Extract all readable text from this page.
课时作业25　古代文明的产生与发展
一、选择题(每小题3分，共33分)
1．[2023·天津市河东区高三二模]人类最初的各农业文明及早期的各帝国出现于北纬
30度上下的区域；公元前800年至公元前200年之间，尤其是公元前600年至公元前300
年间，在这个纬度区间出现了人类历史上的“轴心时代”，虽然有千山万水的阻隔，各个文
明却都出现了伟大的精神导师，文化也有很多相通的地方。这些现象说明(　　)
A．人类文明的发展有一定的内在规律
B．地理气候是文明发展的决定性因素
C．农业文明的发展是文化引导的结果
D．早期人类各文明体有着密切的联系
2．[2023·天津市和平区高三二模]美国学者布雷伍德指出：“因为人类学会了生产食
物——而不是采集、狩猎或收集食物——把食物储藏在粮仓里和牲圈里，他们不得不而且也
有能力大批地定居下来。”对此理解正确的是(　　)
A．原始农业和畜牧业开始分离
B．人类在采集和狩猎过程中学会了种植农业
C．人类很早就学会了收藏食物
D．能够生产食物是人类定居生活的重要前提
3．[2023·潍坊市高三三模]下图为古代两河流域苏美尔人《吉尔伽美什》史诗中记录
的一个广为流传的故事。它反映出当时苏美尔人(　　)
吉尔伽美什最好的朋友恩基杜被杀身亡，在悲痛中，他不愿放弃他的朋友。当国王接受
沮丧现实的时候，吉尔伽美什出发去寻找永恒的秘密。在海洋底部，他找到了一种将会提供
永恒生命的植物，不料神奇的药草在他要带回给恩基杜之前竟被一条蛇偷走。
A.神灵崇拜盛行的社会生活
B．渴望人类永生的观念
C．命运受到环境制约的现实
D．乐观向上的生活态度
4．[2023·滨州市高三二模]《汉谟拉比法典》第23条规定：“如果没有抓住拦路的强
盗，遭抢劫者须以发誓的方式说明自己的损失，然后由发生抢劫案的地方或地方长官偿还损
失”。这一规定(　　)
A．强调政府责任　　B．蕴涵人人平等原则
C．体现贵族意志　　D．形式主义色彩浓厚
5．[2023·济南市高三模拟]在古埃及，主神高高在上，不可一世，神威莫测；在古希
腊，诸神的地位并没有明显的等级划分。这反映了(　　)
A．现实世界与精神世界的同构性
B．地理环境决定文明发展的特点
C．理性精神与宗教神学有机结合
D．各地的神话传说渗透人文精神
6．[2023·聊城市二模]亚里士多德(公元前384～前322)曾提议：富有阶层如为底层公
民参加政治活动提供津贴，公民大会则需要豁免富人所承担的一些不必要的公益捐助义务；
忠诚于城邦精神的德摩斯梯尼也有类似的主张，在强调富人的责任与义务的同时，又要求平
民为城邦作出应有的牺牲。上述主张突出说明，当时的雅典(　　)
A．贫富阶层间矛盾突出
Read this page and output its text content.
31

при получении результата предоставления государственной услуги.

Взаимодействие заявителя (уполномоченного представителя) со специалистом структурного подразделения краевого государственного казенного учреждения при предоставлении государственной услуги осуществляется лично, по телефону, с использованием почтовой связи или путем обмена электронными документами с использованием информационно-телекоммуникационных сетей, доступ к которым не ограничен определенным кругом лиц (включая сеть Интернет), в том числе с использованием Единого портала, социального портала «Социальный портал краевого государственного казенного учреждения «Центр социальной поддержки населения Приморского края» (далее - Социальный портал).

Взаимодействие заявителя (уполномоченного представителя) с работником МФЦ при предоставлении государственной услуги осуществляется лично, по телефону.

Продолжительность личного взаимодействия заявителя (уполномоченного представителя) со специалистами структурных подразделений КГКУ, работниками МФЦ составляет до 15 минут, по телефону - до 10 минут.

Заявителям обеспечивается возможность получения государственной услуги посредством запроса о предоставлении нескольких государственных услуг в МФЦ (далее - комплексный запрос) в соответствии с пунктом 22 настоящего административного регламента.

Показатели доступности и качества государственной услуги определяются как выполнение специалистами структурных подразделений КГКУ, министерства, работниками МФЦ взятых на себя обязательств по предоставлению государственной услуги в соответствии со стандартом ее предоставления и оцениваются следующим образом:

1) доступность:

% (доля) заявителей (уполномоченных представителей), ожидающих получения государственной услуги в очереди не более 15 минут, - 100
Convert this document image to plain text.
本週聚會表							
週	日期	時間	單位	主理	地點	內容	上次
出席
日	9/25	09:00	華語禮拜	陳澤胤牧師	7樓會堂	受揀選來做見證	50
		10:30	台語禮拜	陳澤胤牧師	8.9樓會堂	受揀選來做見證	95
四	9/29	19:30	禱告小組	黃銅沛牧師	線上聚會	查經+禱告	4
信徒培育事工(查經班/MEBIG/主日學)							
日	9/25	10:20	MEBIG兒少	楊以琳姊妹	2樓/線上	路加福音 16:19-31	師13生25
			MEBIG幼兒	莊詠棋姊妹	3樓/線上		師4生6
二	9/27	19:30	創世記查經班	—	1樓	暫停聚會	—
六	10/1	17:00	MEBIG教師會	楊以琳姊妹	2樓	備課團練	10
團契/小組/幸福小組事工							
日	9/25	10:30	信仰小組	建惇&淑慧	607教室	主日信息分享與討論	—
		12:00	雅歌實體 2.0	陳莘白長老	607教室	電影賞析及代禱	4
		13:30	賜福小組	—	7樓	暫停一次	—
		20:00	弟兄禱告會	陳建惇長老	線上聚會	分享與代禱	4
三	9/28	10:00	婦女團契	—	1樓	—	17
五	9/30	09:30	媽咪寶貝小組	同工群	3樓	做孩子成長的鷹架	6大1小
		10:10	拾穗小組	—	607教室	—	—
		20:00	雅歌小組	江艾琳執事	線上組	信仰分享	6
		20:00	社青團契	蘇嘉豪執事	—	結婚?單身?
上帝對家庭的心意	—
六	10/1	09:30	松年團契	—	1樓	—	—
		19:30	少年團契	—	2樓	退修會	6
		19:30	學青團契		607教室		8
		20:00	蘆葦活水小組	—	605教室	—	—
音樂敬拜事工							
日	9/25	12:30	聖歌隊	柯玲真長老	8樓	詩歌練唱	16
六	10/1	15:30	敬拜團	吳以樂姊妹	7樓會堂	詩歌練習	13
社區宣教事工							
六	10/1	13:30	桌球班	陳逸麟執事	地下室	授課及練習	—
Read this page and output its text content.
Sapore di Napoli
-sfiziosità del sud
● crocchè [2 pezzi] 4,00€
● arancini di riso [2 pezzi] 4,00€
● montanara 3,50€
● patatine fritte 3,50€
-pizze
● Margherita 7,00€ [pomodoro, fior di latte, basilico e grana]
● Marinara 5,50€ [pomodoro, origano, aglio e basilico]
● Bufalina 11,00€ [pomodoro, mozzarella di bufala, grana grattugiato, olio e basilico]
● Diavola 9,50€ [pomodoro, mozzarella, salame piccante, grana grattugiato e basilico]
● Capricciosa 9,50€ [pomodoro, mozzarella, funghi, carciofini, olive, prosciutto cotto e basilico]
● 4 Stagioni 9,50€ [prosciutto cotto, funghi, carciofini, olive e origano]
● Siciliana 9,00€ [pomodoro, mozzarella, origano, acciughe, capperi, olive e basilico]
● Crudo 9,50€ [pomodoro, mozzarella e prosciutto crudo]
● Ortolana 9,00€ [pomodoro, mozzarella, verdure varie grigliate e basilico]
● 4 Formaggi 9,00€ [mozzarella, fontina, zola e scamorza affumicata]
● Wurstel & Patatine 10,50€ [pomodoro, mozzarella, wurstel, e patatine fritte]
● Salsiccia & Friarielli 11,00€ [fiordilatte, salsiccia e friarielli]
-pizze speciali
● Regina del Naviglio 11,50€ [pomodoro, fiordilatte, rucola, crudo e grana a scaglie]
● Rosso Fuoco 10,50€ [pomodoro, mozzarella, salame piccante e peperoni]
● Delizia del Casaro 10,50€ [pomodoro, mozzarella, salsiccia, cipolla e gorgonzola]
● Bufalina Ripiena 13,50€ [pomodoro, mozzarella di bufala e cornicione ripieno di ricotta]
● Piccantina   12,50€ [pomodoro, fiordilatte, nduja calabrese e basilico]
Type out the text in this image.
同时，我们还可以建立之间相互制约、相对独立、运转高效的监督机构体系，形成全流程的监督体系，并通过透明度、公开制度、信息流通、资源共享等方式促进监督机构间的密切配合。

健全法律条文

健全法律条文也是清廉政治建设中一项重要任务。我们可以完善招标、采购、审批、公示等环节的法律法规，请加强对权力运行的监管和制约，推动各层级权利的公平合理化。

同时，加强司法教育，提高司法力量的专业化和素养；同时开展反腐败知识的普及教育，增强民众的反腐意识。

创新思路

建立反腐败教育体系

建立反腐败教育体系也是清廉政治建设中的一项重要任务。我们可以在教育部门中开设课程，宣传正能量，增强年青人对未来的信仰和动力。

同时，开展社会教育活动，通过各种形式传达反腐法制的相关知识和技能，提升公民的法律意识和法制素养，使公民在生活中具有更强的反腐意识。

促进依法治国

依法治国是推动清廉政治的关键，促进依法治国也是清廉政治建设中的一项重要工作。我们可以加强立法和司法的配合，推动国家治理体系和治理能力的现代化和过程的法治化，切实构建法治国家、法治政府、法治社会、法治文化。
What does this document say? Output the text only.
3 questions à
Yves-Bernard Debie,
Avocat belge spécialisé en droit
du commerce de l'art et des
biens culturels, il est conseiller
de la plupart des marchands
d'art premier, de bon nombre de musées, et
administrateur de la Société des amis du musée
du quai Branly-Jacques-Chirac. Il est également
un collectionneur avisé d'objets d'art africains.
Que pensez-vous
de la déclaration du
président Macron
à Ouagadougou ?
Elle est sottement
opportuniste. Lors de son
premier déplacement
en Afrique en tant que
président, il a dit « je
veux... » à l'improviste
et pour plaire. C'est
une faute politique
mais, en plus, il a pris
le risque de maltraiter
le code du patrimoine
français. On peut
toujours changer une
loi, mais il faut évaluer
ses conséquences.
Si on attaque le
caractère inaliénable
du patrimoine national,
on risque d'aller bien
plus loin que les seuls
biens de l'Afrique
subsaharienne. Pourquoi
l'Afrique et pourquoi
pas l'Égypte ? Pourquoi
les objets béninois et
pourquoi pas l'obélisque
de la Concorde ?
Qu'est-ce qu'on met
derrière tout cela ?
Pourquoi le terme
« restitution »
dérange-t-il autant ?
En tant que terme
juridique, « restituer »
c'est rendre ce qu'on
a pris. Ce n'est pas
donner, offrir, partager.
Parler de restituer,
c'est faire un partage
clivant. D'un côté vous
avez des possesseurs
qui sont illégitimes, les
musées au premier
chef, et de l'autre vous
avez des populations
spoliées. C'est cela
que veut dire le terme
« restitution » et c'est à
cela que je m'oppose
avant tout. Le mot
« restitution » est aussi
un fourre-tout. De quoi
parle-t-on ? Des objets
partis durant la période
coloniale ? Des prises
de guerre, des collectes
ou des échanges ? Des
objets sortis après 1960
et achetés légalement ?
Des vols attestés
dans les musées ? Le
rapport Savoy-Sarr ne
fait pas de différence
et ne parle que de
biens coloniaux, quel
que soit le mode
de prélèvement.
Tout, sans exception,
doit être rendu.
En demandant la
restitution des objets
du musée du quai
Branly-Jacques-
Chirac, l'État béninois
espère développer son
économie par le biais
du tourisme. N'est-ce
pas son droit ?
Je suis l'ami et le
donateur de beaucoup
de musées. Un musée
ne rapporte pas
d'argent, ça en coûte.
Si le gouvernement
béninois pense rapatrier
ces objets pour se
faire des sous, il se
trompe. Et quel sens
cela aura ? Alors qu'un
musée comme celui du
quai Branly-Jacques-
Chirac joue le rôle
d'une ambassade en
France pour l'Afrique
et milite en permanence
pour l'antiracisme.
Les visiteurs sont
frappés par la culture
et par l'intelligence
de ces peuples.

◆ ◆ ◆

→ **TASK TO COMPLETE**
Return each line of the data that contains the string "услуги".

→ **FINISHED ANSWER**
при получении результата предоставления государственной услуги.
Взаимодействие заявителя (уполномоченного представителя) со специалистом структурного подразделения краевого государственного казенного учреждения при предоставлении государственной услуги осуществляется лично, по телефону, с использованием почтовой связи или путем обмена электронными документами с использованием информационно-телекоммуникационных сетей, доступ к которым не ограничен определенным кругом лиц (включая сеть Интернет), в том числе с использованием Единого портала, социального портала «Социальный портал краевого государственного казенного учреждения «Центр социальной поддержки населения Приморского края» (далее - Социальный портал).
Взаимодействие заявителя (уполномоченного представителя) с работником МФЦ при предоставлении государственной услуги осуществляется лично, по телефону.
Заявителям обеспечивается возможность получения государственной услуги посредством запроса о предоставлении нескольких государственных услуг в МФЦ (далее - комплексный запрос) в соответствии с пунктом 22 настоящего административного регламента.
Показатели доступности и качества государственной услуги определяются как выполнение специалистами структурных подразделений КГКУ, министерства, работниками МФЦ взятых на себя обязательств по предоставлению государственной услуги в соответствии со стандартом ее предоставления и оцениваются следующим образом:
% (доля) заявителей (уполномоченных представителей), ожидающих получения государственной услуги в очереди не более 15 минут, - 100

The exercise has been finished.